## Information given
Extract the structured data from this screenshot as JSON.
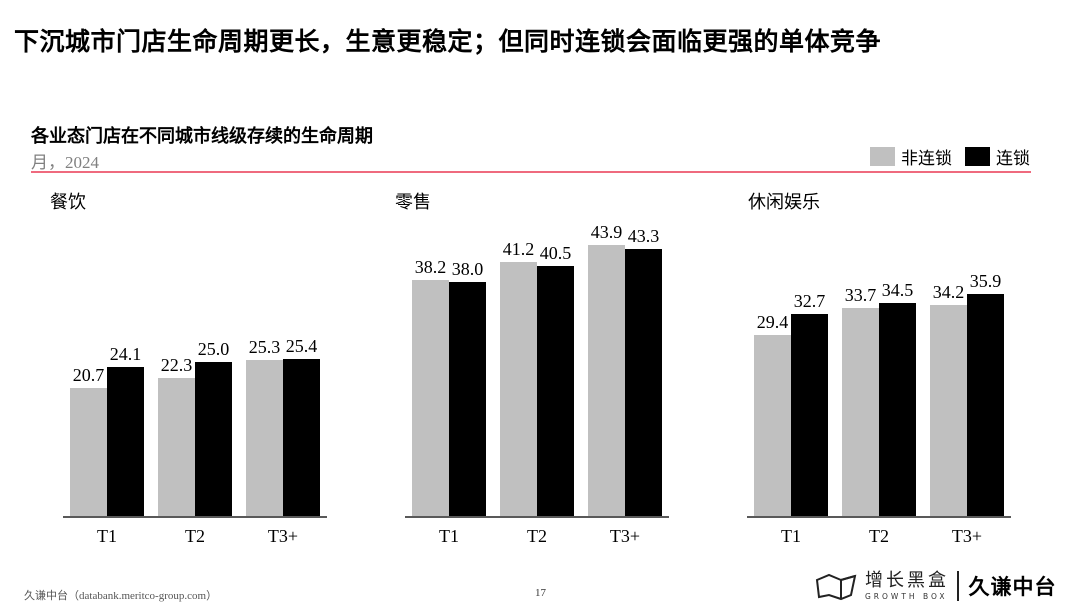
{
  "headline": "下沉城市门店生命周期更长，生意更稳定；但同时连锁会面临更强的单体竞争",
  "chart_title": "各业态门店在不同城市线级存续的生命周期",
  "chart_subtitle": "月，2024",
  "legend": [
    {
      "label": "非连锁",
      "color": "#c0c0c0"
    },
    {
      "label": "连锁",
      "color": "#000000"
    }
  ],
  "colors": {
    "non_chain": "#c0c0c0",
    "chain": "#000000",
    "rule": "#ef6a7e",
    "axis": "#595959"
  },
  "panels": [
    {
      "title": "餐饮"
    },
    {
      "title": "零售"
    },
    {
      "title": "休闲娱乐"
    }
  ],
  "chart_data": [
    {
      "type": "bar",
      "title": "餐饮",
      "categories": [
        "T1",
        "T2",
        "T3+"
      ],
      "series": [
        {
          "name": "非连锁",
          "values": [
            20.7,
            22.3,
            25.3
          ]
        },
        {
          "name": "连锁",
          "values": [
            24.1,
            25.0,
            25.4
          ]
        }
      ],
      "xlabel": "",
      "ylabel": "月",
      "ylim": [
        0,
        50
      ],
      "grid": false,
      "legend_position": "top-right"
    },
    {
      "type": "bar",
      "title": "零售",
      "categories": [
        "T1",
        "T2",
        "T3+"
      ],
      "series": [
        {
          "name": "非连锁",
          "values": [
            38.2,
            41.2,
            43.9
          ]
        },
        {
          "name": "连锁",
          "values": [
            38.0,
            40.5,
            43.3
          ]
        }
      ],
      "xlabel": "",
      "ylabel": "月",
      "ylim": [
        0,
        50
      ],
      "grid": false,
      "legend_position": "top-right"
    },
    {
      "type": "bar",
      "title": "休闲娱乐",
      "categories": [
        "T1",
        "T2",
        "T3+"
      ],
      "series": [
        {
          "name": "非连锁",
          "values": [
            29.4,
            33.7,
            34.2
          ]
        },
        {
          "name": "连锁",
          "values": [
            32.7,
            34.5,
            35.9
          ]
        }
      ],
      "xlabel": "",
      "ylabel": "月",
      "ylim": [
        0,
        50
      ],
      "grid": false,
      "legend_position": "top-right"
    }
  ],
  "footer": {
    "source": "久谦中台（databank.meritco-group.com）",
    "page": "17",
    "brand_cn": "增长黑盒",
    "brand_en": "GROWTH BOX",
    "partner": "久谦中台"
  }
}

## Short problem
Find all lines with "久谦中台" in them and copy each one.

## Response to this exercise
    "source": "久谦中台（databank.meritco-group.com）",
    "partner": "久谦中台"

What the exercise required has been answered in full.